**RECORDS FOR THE TASK:**

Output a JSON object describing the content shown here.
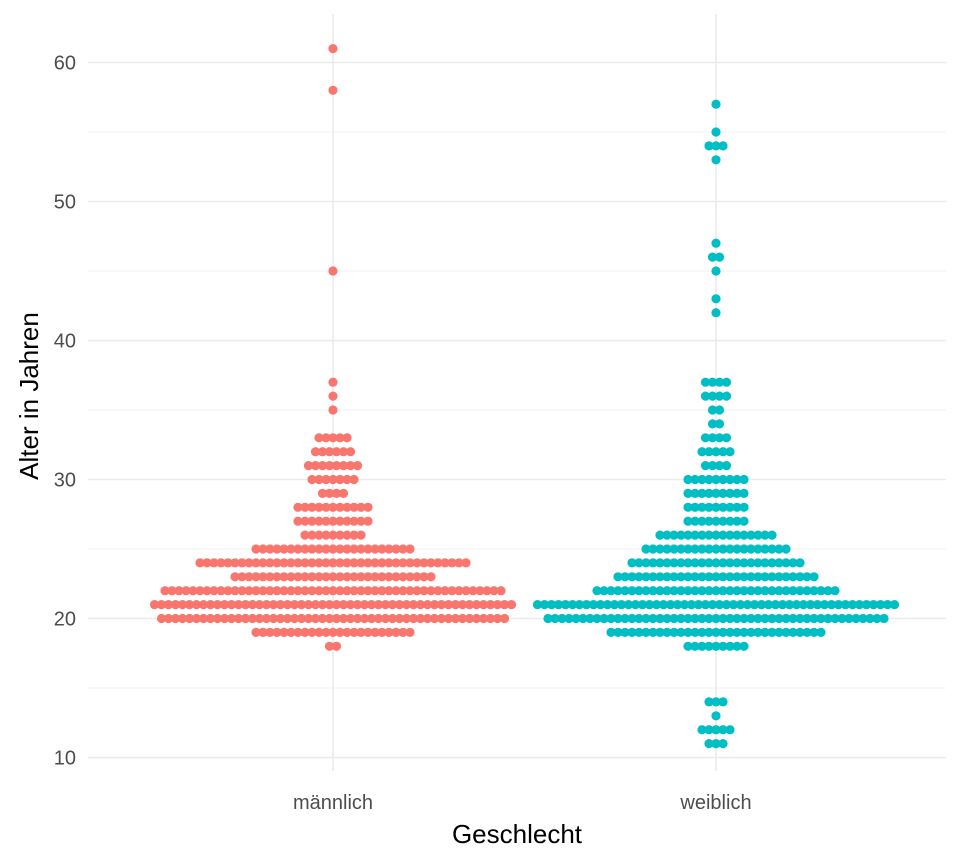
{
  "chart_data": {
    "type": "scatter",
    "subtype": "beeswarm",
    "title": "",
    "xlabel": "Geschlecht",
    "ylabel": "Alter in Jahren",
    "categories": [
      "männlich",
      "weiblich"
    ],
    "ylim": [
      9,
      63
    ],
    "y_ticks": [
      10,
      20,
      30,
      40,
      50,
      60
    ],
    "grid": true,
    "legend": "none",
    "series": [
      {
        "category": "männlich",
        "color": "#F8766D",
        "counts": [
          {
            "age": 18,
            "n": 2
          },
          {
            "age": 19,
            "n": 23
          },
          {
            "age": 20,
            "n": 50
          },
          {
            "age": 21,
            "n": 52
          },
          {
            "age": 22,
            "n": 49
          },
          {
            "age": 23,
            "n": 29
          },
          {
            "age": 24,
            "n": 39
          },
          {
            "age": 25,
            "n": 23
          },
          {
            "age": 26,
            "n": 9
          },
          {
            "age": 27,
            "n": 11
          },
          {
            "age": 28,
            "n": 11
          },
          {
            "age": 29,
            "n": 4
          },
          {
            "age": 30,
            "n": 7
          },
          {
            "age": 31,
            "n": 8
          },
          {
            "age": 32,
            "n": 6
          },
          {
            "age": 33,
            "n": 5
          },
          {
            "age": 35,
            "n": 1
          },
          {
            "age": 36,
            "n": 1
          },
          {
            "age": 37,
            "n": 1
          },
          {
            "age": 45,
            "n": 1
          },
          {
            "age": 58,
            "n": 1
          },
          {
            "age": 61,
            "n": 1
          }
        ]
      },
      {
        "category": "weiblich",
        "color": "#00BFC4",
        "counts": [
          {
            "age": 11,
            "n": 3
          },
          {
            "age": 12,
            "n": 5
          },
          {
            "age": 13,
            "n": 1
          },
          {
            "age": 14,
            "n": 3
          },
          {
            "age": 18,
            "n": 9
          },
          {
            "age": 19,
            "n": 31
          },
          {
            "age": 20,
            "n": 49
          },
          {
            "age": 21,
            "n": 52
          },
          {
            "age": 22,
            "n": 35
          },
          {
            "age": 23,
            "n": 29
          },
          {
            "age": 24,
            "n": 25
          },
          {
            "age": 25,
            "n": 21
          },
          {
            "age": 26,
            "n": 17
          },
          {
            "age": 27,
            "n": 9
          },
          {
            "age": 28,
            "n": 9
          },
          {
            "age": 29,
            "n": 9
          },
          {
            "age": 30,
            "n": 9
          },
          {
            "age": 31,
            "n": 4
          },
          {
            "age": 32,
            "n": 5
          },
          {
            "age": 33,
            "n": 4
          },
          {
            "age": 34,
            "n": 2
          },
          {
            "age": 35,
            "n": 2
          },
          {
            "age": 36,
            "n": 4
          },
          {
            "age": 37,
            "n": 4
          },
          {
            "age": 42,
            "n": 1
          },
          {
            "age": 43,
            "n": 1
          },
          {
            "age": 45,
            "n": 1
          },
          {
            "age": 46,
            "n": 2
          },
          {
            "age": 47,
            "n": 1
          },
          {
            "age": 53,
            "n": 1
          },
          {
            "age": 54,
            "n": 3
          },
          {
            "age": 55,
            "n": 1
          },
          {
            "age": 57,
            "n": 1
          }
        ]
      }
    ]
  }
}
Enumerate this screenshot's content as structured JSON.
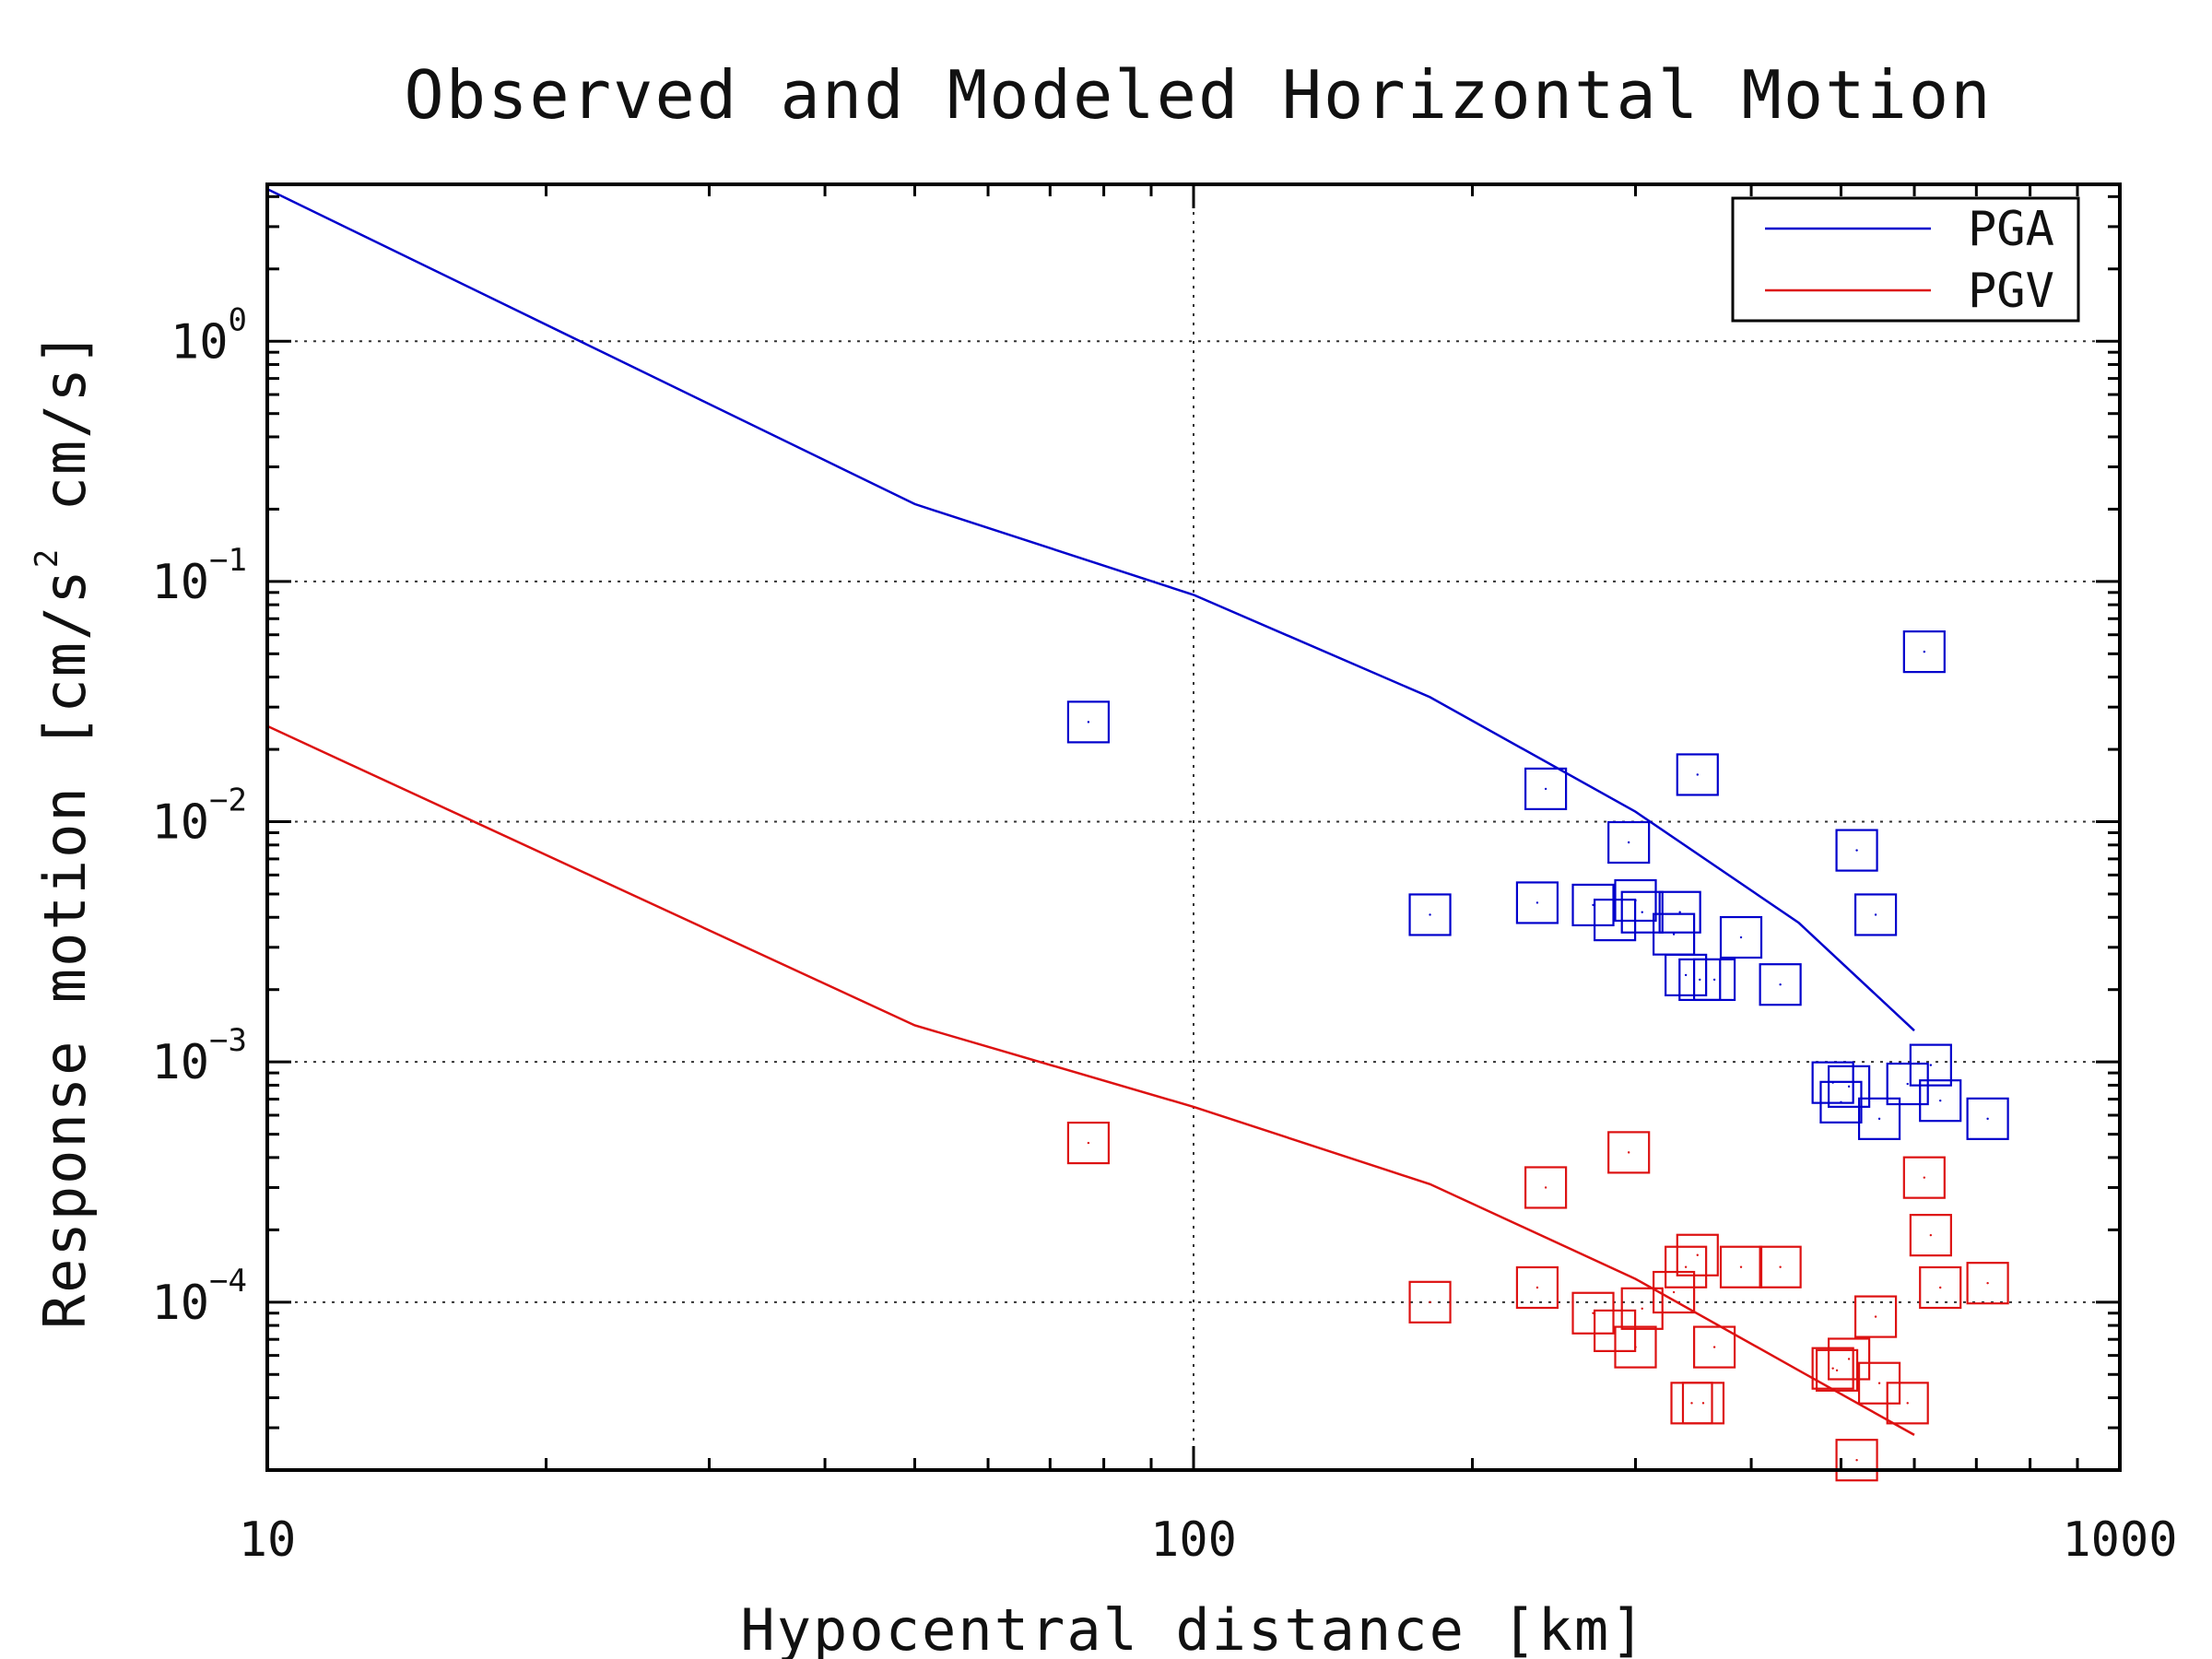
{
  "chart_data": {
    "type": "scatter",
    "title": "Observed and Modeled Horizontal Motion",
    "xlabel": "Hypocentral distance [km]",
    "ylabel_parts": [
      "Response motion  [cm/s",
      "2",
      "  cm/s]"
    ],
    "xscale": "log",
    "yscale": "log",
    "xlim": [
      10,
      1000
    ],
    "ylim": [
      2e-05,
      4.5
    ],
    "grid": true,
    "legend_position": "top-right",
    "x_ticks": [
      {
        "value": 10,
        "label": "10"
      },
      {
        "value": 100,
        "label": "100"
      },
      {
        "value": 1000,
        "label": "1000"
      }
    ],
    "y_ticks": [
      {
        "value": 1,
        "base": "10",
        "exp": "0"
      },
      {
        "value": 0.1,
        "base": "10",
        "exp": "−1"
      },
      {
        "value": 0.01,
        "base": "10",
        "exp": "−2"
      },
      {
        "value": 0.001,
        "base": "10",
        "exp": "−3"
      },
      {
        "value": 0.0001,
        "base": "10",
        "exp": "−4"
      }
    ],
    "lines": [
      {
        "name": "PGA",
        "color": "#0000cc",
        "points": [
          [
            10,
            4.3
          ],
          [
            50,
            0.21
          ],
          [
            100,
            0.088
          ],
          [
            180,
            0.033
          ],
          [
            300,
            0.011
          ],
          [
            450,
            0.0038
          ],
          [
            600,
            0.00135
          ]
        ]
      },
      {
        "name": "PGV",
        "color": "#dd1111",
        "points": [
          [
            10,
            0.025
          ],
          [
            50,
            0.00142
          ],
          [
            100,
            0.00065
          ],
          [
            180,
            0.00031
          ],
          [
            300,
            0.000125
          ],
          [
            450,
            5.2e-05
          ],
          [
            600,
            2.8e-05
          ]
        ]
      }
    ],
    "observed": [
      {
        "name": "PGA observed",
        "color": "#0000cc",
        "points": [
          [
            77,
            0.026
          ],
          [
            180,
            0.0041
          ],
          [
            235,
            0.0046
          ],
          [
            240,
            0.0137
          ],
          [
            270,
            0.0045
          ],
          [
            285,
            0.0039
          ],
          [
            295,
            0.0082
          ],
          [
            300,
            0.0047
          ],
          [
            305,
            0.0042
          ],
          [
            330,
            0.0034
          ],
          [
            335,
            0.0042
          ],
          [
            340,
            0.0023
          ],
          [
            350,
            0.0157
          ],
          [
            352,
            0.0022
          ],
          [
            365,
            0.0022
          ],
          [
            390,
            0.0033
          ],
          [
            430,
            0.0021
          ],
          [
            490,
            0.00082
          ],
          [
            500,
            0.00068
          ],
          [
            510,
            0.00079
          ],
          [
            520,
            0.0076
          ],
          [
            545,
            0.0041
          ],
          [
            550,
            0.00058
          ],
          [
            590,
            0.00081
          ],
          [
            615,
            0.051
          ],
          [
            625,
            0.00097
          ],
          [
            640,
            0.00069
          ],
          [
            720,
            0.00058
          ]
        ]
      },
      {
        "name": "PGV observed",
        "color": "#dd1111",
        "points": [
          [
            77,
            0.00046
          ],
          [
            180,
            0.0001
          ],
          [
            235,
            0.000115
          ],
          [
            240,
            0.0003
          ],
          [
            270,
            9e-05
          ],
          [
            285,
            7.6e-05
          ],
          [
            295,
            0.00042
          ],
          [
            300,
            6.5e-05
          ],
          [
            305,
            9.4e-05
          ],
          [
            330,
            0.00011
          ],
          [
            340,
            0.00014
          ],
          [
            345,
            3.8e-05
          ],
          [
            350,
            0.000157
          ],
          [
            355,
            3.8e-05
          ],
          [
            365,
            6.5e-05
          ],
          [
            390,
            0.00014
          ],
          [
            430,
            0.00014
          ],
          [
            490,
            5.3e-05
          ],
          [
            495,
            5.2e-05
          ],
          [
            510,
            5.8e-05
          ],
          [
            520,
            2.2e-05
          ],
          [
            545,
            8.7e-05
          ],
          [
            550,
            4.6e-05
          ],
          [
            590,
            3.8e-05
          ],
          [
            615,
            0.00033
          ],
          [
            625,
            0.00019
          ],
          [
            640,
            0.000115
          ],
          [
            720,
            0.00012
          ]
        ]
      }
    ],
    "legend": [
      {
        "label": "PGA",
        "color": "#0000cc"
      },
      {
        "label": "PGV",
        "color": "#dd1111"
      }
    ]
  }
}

**AIM:** Pull out every line of the records that includes the string "title".

**RESPONSE:**
    "title": "",
    "title": "Observed and Modeled Horizontal Motion",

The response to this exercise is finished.